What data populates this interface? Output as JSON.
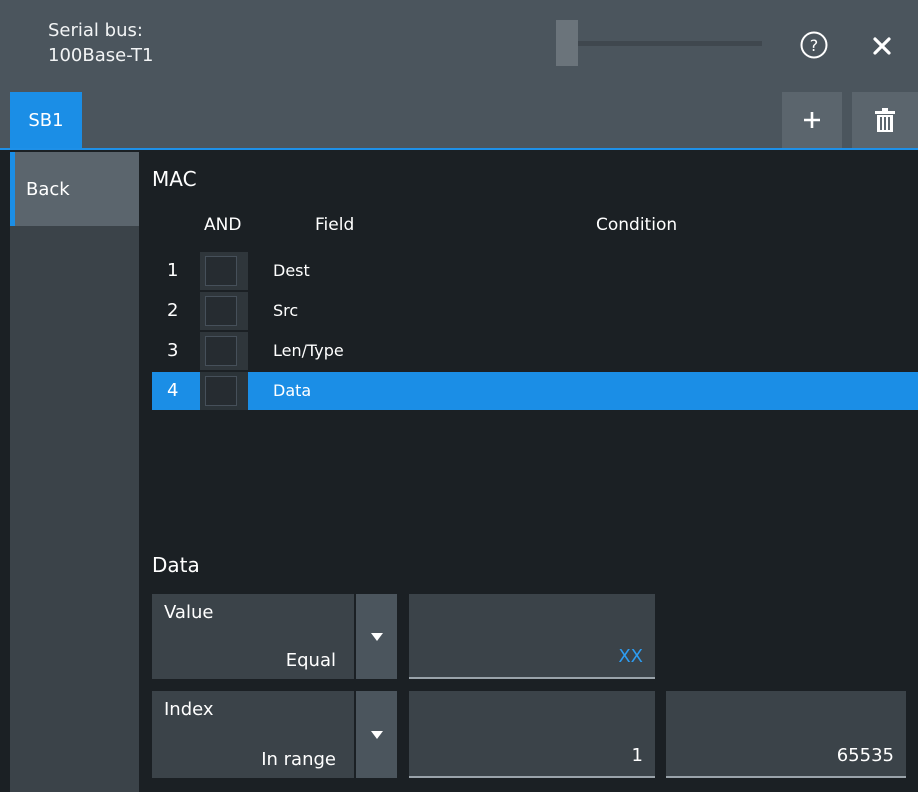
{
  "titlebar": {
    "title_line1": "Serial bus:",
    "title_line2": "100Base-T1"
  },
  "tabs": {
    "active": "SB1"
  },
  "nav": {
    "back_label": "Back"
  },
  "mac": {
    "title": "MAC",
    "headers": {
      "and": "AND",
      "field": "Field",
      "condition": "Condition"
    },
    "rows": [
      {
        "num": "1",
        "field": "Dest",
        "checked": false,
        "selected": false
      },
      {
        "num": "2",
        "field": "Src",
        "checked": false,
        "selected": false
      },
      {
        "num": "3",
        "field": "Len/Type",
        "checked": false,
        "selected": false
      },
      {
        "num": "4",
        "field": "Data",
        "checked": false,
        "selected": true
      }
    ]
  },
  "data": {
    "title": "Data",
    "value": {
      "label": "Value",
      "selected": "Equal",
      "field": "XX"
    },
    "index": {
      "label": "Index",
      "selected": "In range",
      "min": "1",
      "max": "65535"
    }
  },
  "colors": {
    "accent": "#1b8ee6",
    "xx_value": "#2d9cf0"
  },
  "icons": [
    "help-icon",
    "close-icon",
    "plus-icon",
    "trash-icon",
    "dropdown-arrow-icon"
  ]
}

★ ★ ★ ★ ★

In the material above, find each line that contains the word "field", and select it.

Task result »
      "field": "Field",
        "field": "Dest",
        "field": "Src",
        "field": "Len/Type",
        "field": "Data",
      "field": "XX"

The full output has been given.